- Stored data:

-- BEGIN --

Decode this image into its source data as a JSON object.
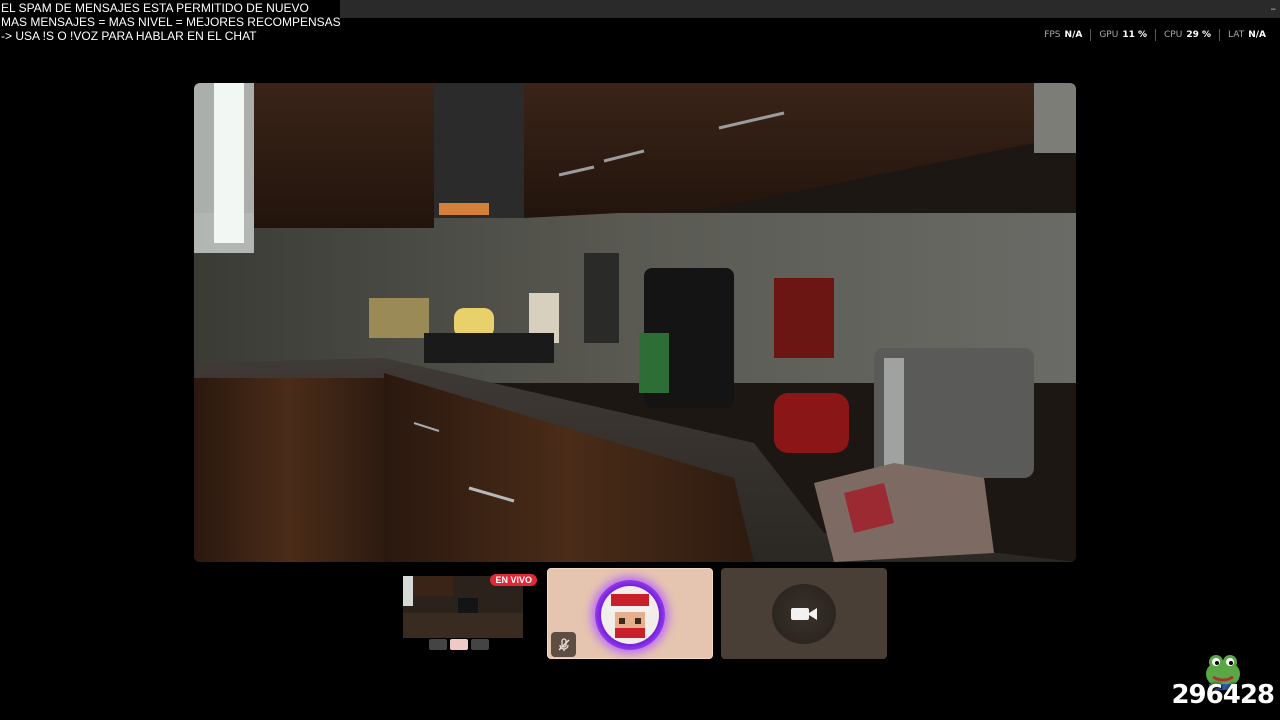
{
  "overlay": {
    "line1": "EL SPAM DE MENSAJES ESTA PERMITIDO DE NUEVO",
    "line2": "MAS MENSAJES = MAS NIVEL = MEJORES RECOMPENSAS",
    "line3": "-> USA !S  O !VOZ PARA HABLAR EN EL CHAT"
  },
  "stats": [
    {
      "label": "FPS",
      "value": "N/A"
    },
    {
      "label": "GPU",
      "value": "11 %"
    },
    {
      "label": "CPU",
      "value": "29 %"
    },
    {
      "label": "LAT",
      "value": "N/A"
    }
  ],
  "thumbnails": {
    "live_badge": "EN VIVO"
  },
  "counter": "296428",
  "icons": {
    "mic_muted": "mic-off-icon",
    "camera": "video-camera-icon",
    "frog": "pepe-frog-icon"
  },
  "colors": {
    "live_badge": "#e02836",
    "avatar_tile": "#e6c5b0",
    "cam_tile": "#4a3f36",
    "avatar_ring": "#b13cff"
  }
}
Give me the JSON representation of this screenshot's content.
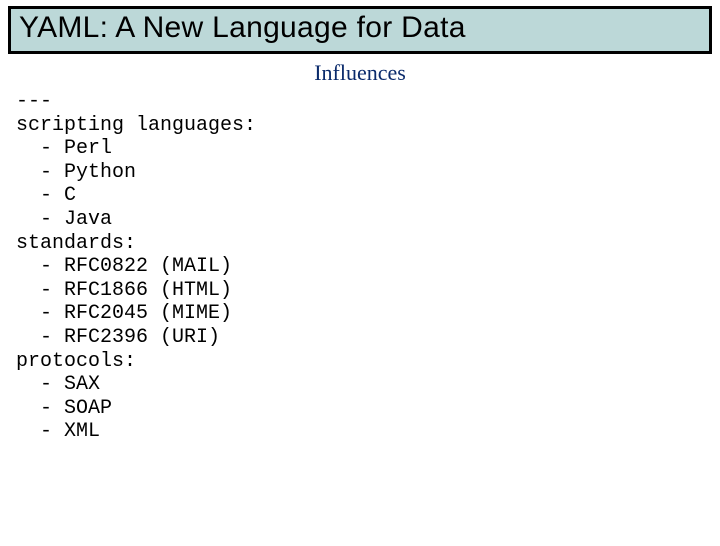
{
  "title": "YAML: A New Language for Data",
  "subtitle": "Influences",
  "yaml": "---\nscripting languages:\n  - Perl\n  - Python\n  - C\n  - Java\nstandards:\n  - RFC0822 (MAIL)\n  - RFC1866 (HTML)\n  - RFC2045 (MIME)\n  - RFC2396 (URI)\nprotocols:\n  - SAX\n  - SOAP\n  - XML"
}
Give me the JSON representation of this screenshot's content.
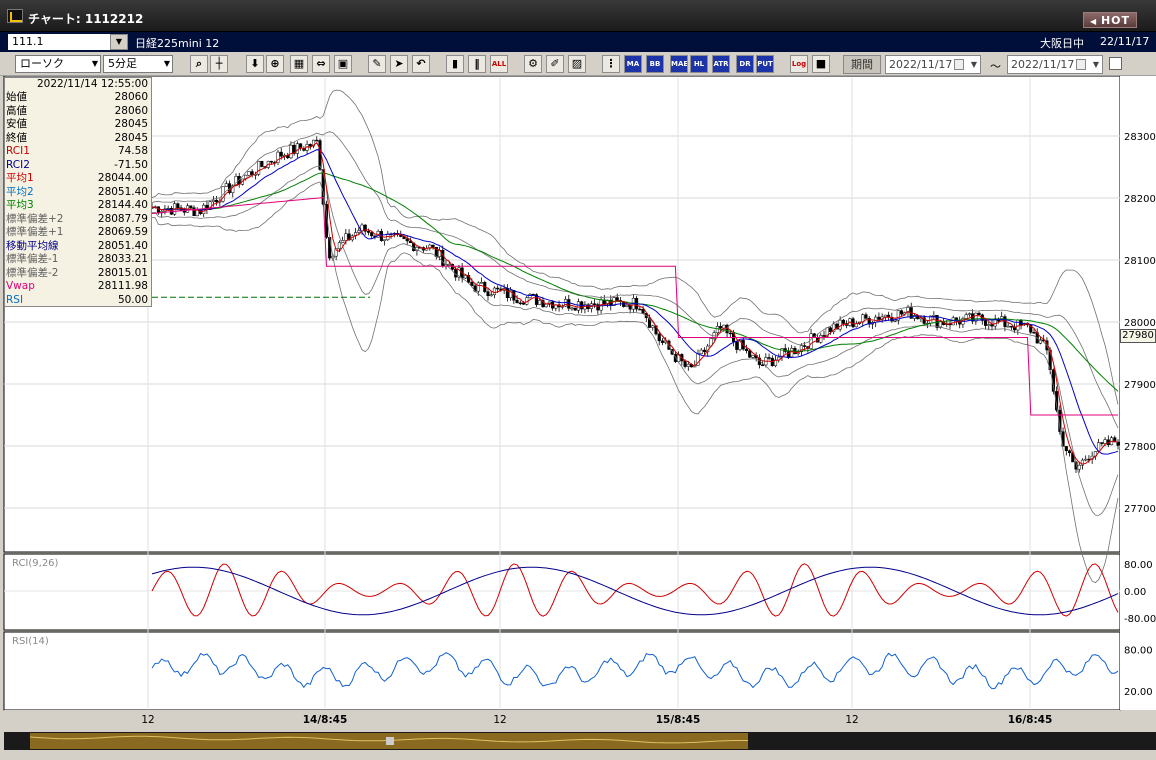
{
  "window": {
    "title": "チャート: 1112212",
    "hot_label": "HOT"
  },
  "symbol": {
    "code": "111.1",
    "name": "日経225mini 12",
    "session": "大阪日中",
    "date": "22/11/17"
  },
  "toolbar": {
    "chart_type": "ローソク",
    "interval": "5分足",
    "buttons": [
      "search",
      "crosshair",
      "down",
      "zoom",
      "chart",
      "arrows",
      "lock",
      "draw",
      "cursor",
      "undo",
      "candle",
      "bars",
      "all",
      "settings",
      "edit",
      "color",
      "jump",
      "ma",
      "bb",
      "mae",
      "hl",
      "atr",
      "dr",
      "put",
      "log",
      "export"
    ],
    "button_labels": {
      "all": "ALL",
      "ma": "MA",
      "bb": "BB",
      "mae": "MAE",
      "hl": "HL",
      "atr": "ATR",
      "dr": "DR",
      "put": "PUT",
      "log": "Log"
    },
    "period_label": "期間",
    "date_from": "2022/11/17",
    "date_to": "2022/11/17",
    "tilde": "〜"
  },
  "info_panel": {
    "datetime": "2022/11/14  12:55:00",
    "rows": [
      {
        "label": "始値",
        "value": "28060",
        "color": "#000000"
      },
      {
        "label": "高値",
        "value": "28060",
        "color": "#000000"
      },
      {
        "label": "安値",
        "value": "28045",
        "color": "#000000"
      },
      {
        "label": "終値",
        "value": "28045",
        "color": "#000000"
      },
      {
        "label": "RCI1",
        "value": "74.58",
        "color": "#c00000"
      },
      {
        "label": "RCI2",
        "value": "-71.50",
        "color": "#00008b"
      },
      {
        "label": "平均1",
        "value": "28044.00",
        "color": "#d00000"
      },
      {
        "label": "平均2",
        "value": "28051.40",
        "color": "#0070c0"
      },
      {
        "label": "平均3",
        "value": "28144.40",
        "color": "#008000"
      },
      {
        "label": "標準偏差+2",
        "value": "28087.79",
        "color": "#606060"
      },
      {
        "label": "標準偏差+1",
        "value": "28069.59",
        "color": "#606060"
      },
      {
        "label": "移動平均線",
        "value": "28051.40",
        "color": "#00008b"
      },
      {
        "label": "標準偏差-1",
        "value": "28033.21",
        "color": "#606060"
      },
      {
        "label": "標準偏差-2",
        "value": "28015.01",
        "color": "#606060"
      },
      {
        "label": "Vwap",
        "value": "28111.98",
        "color": "#e0007a"
      },
      {
        "label": "RSI",
        "value": "50.00",
        "color": "#0070c0"
      }
    ]
  },
  "chart": {
    "current_price": "27980",
    "price_axis": [
      "28300",
      "28200",
      "28100",
      "28000",
      "27900",
      "27800",
      "27700"
    ],
    "rci_label": "RCI(9,26)",
    "rci_axis": [
      "80.00",
      "0.00",
      "-80.00"
    ],
    "rsi_label": "RSI(14)",
    "rsi_axis": [
      "80.00",
      "20.00"
    ],
    "time_axis": [
      "12",
      "14/8:45",
      "12",
      "15/8:45",
      "12",
      "16/8:45"
    ]
  },
  "colors": {
    "candle_up": "#ffffff",
    "candle_down": "#000000",
    "ma1": "#d00000",
    "ma2": "#0000c8",
    "ma3": "#008000",
    "vwap": "#e0007a",
    "bands": "#707070",
    "rci1": "#d00000",
    "rci2": "#00008b",
    "rsi": "#1060d0"
  }
}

-- END --

- Prompt:
Reproduce the listing word for word and omit its pictures.

- Reply to the exercise:
Decode this image into its source data as a JSON object.
{
  "overlay": {
    "line1": "EL SPAM DE MENSAJES ESTA PERMITIDO DE NUEVO",
    "line2": "MAS MENSAJES = MAS NIVEL = MEJORES RECOMPENSAS",
    "line3": "-> USA !S  O !VOZ PARA HABLAR EN EL CHAT"
  },
  "stats": [
    {
      "label": "FPS",
      "value": "N/A"
    },
    {
      "label": "GPU",
      "value": "11 %"
    },
    {
      "label": "CPU",
      "value": "29 %"
    },
    {
      "label": "LAT",
      "value": "N/A"
    }
  ],
  "thumbnails": {
    "live_badge": "EN VIVO"
  },
  "counter": "296428",
  "icons": {
    "mic_muted": "mic-off-icon",
    "camera": "video-camera-icon",
    "frog": "pepe-frog-icon"
  },
  "colors": {
    "live_badge": "#e02836",
    "avatar_tile": "#e6c5b0",
    "cam_tile": "#4a3f36",
    "avatar_ring": "#b13cff"
  }
}
Give me the JSON representation of this screenshot's content.
{
  "title": "YAML: A New Language for Data",
  "subtitle": "Influences",
  "yaml": "---\nscripting languages:\n  - Perl\n  - Python\n  - C\n  - Java\nstandards:\n  - RFC0822 (MAIL)\n  - RFC1866 (HTML)\n  - RFC2045 (MIME)\n  - RFC2396 (URI)\nprotocols:\n  - SAX\n  - SOAP\n  - XML"
}
Give me the JSON representation of this screenshot's content.
{
  "window": {
    "title": "チャート: 1112212",
    "hot_label": "HOT"
  },
  "symbol": {
    "code": "111.1",
    "name": "日経225mini 12",
    "session": "大阪日中",
    "date": "22/11/17"
  },
  "toolbar": {
    "chart_type": "ローソク",
    "interval": "5分足",
    "buttons": [
      "search",
      "crosshair",
      "down",
      "zoom",
      "chart",
      "arrows",
      "lock",
      "draw",
      "cursor",
      "undo",
      "candle",
      "bars",
      "all",
      "settings",
      "edit",
      "color",
      "jump",
      "ma",
      "bb",
      "mae",
      "hl",
      "atr",
      "dr",
      "put",
      "log",
      "export"
    ],
    "button_labels": {
      "all": "ALL",
      "ma": "MA",
      "bb": "BB",
      "mae": "MAE",
      "hl": "HL",
      "atr": "ATR",
      "dr": "DR",
      "put": "PUT",
      "log": "Log"
    },
    "period_label": "期間",
    "date_from": "2022/11/17",
    "date_to": "2022/11/17",
    "tilde": "〜"
  },
  "info_panel": {
    "datetime": "2022/11/14  12:55:00",
    "rows": [
      {
        "label": "始値",
        "value": "28060",
        "color": "#000000"
      },
      {
        "label": "高値",
        "value": "28060",
        "color": "#000000"
      },
      {
        "label": "安値",
        "value": "28045",
        "color": "#000000"
      },
      {
        "label": "終値",
        "value": "28045",
        "color": "#000000"
      },
      {
        "label": "RCI1",
        "value": "74.58",
        "color": "#c00000"
      },
      {
        "label": "RCI2",
        "value": "-71.50",
        "color": "#00008b"
      },
      {
        "label": "平均1",
        "value": "28044.00",
        "color": "#d00000"
      },
      {
        "label": "平均2",
        "value": "28051.40",
        "color": "#0070c0"
      },
      {
        "label": "平均3",
        "value": "28144.40",
        "color": "#008000"
      },
      {
        "label": "標準偏差+2",
        "value": "28087.79",
        "color": "#606060"
      },
      {
        "label": "標準偏差+1",
        "value": "28069.59",
        "color": "#606060"
      },
      {
        "label": "移動平均線",
        "value": "28051.40",
        "color": "#00008b"
      },
      {
        "label": "標準偏差-1",
        "value": "28033.21",
        "color": "#606060"
      },
      {
        "label": "標準偏差-2",
        "value": "28015.01",
        "color": "#606060"
      },
      {
        "label": "Vwap",
        "value": "28111.98",
        "color": "#e0007a"
      },
      {
        "label": "RSI",
        "value": "50.00",
        "color": "#0070c0"
      }
    ]
  },
  "chart": {
    "current_price": "27980",
    "price_axis": [
      "28300",
      "28200",
      "28100",
      "28000",
      "27900",
      "27800",
      "27700"
    ],
    "rci_label": "RCI(9,26)",
    "rci_axis": [
      "80.00",
      "0.00",
      "-80.00"
    ],
    "rsi_label": "RSI(14)",
    "rsi_axis": [
      "80.00",
      "20.00"
    ],
    "time_axis": [
      "12",
      "14/8:45",
      "12",
      "15/8:45",
      "12",
      "16/8:45"
    ]
  },
  "colors": {
    "candle_up": "#ffffff",
    "candle_down": "#000000",
    "ma1": "#d00000",
    "ma2": "#0000c8",
    "ma3": "#008000",
    "vwap": "#e0007a",
    "bands": "#707070",
    "rci1": "#d00000",
    "rci2": "#00008b",
    "rsi": "#1060d0"
  }
}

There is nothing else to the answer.